> Task description: Go through the records line by line and work out how many lines hold the word "将依法赔偿投资者损失". Answer with the number only.

> Data records:
+-------+

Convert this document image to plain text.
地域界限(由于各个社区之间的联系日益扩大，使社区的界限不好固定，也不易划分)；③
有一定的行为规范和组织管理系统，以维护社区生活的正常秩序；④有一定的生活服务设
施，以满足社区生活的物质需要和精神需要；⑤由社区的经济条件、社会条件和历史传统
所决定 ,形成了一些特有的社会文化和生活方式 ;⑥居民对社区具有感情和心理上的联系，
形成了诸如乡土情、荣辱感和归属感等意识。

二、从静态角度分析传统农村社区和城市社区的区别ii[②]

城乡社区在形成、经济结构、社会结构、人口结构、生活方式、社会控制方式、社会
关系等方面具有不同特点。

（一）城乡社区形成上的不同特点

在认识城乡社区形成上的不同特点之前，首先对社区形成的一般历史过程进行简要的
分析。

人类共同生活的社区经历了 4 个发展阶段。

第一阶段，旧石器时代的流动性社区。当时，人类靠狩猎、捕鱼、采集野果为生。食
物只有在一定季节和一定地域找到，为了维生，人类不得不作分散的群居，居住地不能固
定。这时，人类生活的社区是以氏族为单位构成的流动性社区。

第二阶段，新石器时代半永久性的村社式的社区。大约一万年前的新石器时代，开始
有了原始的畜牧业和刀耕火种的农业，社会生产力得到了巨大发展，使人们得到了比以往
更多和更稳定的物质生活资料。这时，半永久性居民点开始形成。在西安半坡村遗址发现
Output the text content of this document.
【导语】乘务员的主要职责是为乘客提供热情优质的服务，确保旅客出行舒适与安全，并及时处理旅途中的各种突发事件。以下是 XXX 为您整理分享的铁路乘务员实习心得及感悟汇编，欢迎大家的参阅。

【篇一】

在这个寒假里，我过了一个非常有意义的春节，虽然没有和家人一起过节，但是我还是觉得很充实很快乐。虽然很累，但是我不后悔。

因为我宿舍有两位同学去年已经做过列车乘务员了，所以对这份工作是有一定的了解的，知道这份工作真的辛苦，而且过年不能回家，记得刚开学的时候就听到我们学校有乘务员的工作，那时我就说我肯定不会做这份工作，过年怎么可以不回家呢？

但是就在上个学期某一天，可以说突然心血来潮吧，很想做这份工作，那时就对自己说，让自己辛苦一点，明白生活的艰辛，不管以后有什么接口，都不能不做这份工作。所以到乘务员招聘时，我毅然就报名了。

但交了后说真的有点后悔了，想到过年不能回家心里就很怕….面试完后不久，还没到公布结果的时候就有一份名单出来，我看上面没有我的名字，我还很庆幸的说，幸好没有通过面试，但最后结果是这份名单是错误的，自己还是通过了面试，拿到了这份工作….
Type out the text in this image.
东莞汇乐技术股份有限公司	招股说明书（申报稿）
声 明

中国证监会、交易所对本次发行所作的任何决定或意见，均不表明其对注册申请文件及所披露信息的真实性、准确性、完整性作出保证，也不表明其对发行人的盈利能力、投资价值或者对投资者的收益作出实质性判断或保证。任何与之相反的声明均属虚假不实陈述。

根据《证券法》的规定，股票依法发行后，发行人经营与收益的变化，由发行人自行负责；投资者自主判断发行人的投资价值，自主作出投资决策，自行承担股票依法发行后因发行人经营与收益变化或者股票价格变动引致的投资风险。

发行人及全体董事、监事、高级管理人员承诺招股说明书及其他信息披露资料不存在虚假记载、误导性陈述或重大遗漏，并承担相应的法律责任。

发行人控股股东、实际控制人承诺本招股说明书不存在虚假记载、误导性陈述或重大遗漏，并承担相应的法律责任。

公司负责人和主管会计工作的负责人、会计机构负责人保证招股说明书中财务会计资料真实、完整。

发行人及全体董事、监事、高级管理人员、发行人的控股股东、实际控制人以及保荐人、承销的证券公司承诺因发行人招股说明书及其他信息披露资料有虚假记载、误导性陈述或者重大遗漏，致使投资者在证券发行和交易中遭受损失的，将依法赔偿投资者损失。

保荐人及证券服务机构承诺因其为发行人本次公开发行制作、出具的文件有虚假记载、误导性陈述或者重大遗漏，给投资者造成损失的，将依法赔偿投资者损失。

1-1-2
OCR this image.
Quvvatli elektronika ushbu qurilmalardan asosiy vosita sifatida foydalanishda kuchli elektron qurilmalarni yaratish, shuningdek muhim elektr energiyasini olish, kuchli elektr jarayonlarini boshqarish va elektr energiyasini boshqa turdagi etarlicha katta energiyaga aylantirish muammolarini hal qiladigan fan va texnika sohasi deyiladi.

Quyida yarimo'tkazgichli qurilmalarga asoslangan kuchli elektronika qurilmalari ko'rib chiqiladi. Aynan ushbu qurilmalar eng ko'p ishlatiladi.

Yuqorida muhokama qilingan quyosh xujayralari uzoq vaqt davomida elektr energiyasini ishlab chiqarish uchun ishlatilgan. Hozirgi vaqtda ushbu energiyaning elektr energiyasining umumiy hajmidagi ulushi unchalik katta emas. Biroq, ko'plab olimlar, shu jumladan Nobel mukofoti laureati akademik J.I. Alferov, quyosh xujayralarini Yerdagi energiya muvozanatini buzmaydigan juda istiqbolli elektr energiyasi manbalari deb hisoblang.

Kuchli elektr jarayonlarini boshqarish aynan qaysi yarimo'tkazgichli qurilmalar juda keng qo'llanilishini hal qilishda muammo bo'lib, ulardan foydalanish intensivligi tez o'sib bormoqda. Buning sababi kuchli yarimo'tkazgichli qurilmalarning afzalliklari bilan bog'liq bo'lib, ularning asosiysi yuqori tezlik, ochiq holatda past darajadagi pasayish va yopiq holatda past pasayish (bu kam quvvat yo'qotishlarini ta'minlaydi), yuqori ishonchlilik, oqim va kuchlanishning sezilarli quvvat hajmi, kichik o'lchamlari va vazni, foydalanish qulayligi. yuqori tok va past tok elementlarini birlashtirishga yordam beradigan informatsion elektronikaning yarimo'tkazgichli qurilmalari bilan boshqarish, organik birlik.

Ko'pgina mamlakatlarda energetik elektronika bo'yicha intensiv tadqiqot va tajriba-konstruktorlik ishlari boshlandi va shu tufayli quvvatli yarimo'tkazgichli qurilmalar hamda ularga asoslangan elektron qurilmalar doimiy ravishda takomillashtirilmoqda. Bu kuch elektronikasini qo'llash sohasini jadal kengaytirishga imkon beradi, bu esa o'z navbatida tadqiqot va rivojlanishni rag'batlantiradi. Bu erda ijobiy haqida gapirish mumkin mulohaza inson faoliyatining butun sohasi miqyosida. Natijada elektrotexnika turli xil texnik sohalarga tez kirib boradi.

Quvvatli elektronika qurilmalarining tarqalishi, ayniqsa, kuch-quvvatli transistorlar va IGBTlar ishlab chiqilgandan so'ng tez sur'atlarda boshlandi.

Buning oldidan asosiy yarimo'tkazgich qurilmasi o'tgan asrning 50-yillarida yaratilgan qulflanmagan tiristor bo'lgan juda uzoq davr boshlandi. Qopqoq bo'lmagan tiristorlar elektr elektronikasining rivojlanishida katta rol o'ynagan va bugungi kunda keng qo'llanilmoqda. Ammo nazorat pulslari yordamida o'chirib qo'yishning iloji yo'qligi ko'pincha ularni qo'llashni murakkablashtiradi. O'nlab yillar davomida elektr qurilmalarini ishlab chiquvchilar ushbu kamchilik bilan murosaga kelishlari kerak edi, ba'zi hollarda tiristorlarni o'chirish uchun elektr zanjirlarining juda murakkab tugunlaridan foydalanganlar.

+-------+

> Task solution: 2